**WHAT YOU WILL DO:** Reproduce every line in the listing that contains the word "close".

[Figure record listings]

↓↓↓

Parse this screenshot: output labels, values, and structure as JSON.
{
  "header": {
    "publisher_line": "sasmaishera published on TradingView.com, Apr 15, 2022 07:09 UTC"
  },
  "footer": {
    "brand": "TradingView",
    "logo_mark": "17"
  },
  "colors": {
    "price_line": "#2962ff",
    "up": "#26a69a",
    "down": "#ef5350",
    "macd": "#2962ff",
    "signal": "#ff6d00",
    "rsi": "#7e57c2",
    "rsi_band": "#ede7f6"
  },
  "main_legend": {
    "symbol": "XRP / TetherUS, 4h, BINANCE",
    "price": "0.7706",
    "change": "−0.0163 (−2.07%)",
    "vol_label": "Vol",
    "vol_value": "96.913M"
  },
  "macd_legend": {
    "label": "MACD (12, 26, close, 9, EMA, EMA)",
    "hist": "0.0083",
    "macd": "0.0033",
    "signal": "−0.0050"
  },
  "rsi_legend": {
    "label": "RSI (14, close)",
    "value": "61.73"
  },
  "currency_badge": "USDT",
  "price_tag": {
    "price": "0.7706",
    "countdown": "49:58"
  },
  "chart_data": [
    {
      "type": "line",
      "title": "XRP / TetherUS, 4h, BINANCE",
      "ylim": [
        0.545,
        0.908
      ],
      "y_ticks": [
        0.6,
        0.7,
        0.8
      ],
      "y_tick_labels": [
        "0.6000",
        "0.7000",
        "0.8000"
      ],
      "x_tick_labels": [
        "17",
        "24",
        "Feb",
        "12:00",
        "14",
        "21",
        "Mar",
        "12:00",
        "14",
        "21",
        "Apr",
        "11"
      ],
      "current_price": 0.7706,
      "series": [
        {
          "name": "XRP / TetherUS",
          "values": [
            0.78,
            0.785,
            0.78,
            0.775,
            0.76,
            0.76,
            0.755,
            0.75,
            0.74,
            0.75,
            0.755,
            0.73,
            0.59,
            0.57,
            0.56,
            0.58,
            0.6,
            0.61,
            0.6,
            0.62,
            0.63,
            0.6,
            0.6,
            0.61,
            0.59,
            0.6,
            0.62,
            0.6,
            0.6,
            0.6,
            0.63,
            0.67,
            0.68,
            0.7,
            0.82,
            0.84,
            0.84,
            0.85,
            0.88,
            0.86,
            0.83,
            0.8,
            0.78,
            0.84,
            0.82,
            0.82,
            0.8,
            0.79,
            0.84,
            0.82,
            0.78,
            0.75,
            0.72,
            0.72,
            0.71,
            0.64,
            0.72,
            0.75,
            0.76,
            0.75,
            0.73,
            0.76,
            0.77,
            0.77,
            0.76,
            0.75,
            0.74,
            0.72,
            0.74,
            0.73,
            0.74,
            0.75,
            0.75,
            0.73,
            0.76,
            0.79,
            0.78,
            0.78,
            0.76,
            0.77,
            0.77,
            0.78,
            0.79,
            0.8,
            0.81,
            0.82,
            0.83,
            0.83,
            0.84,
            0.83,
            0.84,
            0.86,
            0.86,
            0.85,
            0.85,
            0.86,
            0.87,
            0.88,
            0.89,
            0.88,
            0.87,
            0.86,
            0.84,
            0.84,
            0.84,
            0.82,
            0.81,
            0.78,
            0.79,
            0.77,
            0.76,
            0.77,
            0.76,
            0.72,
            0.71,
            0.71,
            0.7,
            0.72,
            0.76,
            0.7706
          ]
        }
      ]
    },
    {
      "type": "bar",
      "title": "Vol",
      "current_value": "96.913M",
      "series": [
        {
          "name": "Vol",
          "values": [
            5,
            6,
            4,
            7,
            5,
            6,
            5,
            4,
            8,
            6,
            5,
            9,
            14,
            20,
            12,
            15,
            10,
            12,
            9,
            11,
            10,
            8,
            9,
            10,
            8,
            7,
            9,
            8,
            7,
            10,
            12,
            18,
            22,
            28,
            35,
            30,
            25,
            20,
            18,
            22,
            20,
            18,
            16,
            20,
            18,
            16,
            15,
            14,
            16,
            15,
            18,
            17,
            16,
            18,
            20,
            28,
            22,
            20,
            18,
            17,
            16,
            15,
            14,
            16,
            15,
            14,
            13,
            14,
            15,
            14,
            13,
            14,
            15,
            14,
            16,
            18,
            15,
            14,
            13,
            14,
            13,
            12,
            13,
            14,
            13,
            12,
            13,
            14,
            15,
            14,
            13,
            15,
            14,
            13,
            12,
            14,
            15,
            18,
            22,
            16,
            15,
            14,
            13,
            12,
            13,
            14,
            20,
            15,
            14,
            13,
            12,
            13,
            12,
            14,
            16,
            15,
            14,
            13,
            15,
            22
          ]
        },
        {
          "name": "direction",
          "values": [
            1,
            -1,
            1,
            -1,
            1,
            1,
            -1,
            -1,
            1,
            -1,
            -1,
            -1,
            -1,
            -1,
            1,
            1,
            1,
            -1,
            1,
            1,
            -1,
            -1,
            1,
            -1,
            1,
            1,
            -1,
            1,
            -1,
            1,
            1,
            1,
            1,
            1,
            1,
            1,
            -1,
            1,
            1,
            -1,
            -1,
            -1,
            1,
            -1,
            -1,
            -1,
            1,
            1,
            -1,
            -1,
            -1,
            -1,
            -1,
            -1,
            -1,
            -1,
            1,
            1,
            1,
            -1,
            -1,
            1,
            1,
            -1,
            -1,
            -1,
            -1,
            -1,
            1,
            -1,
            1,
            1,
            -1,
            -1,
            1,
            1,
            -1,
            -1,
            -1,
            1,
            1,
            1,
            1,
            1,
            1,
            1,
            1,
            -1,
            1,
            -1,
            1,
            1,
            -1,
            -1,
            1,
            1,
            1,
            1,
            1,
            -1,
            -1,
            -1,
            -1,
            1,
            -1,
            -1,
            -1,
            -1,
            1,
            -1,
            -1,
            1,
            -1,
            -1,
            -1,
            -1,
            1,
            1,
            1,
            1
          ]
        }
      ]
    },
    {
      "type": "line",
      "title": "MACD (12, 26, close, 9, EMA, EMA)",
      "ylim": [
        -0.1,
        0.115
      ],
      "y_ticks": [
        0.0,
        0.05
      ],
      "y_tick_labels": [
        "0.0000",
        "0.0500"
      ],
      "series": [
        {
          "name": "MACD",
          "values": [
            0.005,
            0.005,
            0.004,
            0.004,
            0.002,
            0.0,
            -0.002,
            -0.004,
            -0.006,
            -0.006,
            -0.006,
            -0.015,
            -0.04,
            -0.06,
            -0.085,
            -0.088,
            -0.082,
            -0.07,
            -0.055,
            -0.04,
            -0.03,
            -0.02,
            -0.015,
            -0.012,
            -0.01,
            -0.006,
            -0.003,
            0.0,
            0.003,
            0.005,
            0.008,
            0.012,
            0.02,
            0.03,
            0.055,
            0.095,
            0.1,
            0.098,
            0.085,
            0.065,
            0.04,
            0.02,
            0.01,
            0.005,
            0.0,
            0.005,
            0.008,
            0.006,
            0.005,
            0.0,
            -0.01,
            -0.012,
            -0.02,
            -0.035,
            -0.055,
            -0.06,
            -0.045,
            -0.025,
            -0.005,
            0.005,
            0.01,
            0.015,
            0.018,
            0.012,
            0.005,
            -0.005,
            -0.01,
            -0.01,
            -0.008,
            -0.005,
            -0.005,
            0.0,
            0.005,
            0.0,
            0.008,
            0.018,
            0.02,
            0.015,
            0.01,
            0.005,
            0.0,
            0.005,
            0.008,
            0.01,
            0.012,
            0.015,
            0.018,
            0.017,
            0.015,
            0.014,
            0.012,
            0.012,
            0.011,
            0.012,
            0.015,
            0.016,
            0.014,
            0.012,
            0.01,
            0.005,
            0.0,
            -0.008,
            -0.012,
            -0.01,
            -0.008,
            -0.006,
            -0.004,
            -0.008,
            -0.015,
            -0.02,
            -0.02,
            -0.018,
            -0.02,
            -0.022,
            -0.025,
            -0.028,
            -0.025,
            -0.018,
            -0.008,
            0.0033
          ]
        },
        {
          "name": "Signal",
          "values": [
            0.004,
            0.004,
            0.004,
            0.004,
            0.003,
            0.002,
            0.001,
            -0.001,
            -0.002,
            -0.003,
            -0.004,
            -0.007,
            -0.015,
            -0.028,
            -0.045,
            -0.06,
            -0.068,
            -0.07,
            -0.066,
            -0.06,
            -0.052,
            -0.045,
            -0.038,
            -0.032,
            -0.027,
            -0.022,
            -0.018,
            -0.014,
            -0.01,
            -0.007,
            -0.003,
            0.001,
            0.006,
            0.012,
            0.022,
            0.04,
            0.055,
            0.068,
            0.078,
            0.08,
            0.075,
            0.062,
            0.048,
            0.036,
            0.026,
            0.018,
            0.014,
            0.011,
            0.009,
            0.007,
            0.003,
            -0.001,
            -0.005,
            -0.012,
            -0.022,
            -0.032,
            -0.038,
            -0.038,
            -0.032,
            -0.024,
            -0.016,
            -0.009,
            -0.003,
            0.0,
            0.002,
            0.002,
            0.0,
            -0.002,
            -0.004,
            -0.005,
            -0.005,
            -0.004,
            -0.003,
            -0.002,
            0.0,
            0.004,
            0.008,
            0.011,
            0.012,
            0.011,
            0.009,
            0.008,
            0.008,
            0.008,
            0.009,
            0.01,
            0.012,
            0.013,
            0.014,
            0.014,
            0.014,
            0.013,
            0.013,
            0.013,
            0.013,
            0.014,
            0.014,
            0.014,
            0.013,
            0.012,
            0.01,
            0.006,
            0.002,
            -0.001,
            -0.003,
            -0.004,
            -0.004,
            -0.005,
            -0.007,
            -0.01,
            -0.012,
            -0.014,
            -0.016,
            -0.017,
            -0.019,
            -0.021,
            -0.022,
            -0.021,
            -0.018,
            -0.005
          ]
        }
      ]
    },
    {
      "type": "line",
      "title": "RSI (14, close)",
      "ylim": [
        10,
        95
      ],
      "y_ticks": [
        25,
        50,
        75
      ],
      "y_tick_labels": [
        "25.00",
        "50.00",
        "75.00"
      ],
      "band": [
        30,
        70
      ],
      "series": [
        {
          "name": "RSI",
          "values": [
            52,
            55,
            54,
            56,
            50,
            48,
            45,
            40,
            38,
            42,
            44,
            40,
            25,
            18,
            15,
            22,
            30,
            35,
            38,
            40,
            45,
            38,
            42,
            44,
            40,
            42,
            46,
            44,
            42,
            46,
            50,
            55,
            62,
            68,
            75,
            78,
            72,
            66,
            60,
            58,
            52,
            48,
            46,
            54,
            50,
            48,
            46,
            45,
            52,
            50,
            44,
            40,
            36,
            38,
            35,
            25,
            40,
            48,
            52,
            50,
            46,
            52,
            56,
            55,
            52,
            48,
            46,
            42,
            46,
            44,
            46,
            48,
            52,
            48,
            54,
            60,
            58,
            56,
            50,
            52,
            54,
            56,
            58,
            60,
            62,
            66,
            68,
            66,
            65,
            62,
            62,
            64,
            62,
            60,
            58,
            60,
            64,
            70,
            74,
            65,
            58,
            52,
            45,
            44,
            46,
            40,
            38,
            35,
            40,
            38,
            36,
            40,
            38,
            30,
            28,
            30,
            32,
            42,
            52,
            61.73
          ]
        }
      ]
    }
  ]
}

↑↑↑

**RESPONSE TO THE EXERCISE:**
    "label": "MACD (12, 26, close, 9, EMA, EMA)",
    "label": "RSI (14, close)",
      "title": "MACD (12, 26, close, 9, EMA, EMA)",
      "title": "RSI (14, close)",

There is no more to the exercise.